DESCRIPTION OF THE TASK
Each line of the data that includes the string "What" is to be copied out.

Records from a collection
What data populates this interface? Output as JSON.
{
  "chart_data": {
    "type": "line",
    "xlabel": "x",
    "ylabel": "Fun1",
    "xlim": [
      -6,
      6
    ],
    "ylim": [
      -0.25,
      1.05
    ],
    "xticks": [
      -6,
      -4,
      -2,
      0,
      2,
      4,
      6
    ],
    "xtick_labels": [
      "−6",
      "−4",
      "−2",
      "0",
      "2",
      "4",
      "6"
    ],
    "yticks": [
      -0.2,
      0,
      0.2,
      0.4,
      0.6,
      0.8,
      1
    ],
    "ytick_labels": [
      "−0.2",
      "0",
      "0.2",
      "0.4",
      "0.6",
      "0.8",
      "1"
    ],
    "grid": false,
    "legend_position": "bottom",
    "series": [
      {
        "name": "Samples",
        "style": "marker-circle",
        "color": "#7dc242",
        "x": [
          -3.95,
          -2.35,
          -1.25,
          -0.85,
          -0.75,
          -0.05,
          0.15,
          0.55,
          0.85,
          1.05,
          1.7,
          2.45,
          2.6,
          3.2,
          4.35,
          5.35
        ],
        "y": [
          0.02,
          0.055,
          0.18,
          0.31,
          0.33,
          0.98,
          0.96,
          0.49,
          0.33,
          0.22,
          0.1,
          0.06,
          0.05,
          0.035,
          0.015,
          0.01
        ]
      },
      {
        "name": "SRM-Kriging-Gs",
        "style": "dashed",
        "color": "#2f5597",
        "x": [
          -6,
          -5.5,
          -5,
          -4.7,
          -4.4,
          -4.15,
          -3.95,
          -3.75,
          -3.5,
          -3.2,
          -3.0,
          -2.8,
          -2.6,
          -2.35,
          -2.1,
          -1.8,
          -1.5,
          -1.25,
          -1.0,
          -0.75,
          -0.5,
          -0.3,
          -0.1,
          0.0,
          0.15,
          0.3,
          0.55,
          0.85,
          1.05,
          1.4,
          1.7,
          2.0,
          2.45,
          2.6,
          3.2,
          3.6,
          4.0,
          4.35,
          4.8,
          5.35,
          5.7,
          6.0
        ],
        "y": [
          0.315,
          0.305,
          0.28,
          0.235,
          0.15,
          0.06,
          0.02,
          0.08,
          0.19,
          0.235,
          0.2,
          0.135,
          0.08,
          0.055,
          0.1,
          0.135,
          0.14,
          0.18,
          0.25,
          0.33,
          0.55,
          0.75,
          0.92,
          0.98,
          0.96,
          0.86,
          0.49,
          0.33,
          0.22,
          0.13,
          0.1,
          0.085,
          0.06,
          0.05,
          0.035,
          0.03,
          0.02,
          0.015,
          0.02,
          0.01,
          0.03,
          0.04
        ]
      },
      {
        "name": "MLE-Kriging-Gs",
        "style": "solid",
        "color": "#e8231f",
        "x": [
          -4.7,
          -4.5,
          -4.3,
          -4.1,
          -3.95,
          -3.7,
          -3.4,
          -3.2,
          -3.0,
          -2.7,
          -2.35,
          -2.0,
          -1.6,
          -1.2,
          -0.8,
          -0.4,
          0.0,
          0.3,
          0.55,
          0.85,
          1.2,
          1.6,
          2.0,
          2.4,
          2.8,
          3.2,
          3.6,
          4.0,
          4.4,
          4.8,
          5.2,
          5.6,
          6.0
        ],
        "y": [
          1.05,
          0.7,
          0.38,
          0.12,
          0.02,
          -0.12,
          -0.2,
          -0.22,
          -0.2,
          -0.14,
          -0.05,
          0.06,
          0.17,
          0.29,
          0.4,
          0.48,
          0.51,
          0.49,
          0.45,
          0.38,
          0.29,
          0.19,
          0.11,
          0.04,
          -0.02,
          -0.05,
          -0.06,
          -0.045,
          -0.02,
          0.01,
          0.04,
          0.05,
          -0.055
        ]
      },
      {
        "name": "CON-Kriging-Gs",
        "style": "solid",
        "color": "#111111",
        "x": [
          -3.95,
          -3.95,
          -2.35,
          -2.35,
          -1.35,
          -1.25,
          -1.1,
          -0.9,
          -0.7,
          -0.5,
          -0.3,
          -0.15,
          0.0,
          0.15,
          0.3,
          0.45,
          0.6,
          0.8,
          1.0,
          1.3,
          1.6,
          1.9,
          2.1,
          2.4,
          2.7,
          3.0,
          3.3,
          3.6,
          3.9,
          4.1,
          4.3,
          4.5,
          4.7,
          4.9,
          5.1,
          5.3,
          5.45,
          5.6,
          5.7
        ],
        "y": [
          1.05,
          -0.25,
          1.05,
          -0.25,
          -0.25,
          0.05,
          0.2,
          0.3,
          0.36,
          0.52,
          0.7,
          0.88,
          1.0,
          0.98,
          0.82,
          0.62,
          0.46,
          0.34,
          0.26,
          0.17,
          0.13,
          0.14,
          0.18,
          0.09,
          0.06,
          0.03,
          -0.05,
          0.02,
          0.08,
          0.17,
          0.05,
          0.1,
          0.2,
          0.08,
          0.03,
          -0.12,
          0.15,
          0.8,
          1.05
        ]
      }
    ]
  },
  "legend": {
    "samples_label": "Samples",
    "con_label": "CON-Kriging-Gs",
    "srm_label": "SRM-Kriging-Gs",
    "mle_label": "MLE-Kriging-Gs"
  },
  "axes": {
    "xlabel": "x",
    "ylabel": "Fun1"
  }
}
--
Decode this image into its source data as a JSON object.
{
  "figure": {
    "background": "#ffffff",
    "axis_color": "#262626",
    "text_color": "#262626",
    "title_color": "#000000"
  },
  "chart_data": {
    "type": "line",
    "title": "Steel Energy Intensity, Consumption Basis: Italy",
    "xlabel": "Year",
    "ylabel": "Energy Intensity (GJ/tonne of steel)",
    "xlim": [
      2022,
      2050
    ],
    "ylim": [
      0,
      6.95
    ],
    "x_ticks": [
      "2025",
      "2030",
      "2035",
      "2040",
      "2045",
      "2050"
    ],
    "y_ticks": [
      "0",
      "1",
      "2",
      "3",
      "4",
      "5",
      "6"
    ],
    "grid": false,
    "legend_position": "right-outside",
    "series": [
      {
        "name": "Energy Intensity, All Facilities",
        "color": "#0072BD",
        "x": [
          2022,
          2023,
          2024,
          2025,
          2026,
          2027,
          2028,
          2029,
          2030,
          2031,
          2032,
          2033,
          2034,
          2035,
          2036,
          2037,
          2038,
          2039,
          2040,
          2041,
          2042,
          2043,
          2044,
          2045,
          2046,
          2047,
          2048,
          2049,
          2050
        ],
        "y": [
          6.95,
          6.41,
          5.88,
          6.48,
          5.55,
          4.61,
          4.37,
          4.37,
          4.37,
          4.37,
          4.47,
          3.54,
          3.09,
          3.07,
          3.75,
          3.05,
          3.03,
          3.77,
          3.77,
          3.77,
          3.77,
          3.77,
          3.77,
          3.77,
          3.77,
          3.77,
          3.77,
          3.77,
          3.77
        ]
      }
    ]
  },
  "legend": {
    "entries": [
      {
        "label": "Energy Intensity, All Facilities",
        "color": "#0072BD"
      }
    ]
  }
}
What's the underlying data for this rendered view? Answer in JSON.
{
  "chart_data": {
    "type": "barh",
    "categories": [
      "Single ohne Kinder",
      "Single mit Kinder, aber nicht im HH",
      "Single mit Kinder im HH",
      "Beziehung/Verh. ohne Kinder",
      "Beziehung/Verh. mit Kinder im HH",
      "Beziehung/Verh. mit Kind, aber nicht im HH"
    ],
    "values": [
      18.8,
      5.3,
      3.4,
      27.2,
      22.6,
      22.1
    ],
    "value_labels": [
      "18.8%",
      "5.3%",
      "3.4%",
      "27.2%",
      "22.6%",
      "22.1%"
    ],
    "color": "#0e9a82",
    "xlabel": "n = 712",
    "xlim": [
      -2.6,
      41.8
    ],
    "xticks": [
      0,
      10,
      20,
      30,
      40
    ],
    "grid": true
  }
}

EXERCISE ANSWER
What data populates this interface? Output as JSON.
What's the underlying data for this rendered view? Answer in JSON.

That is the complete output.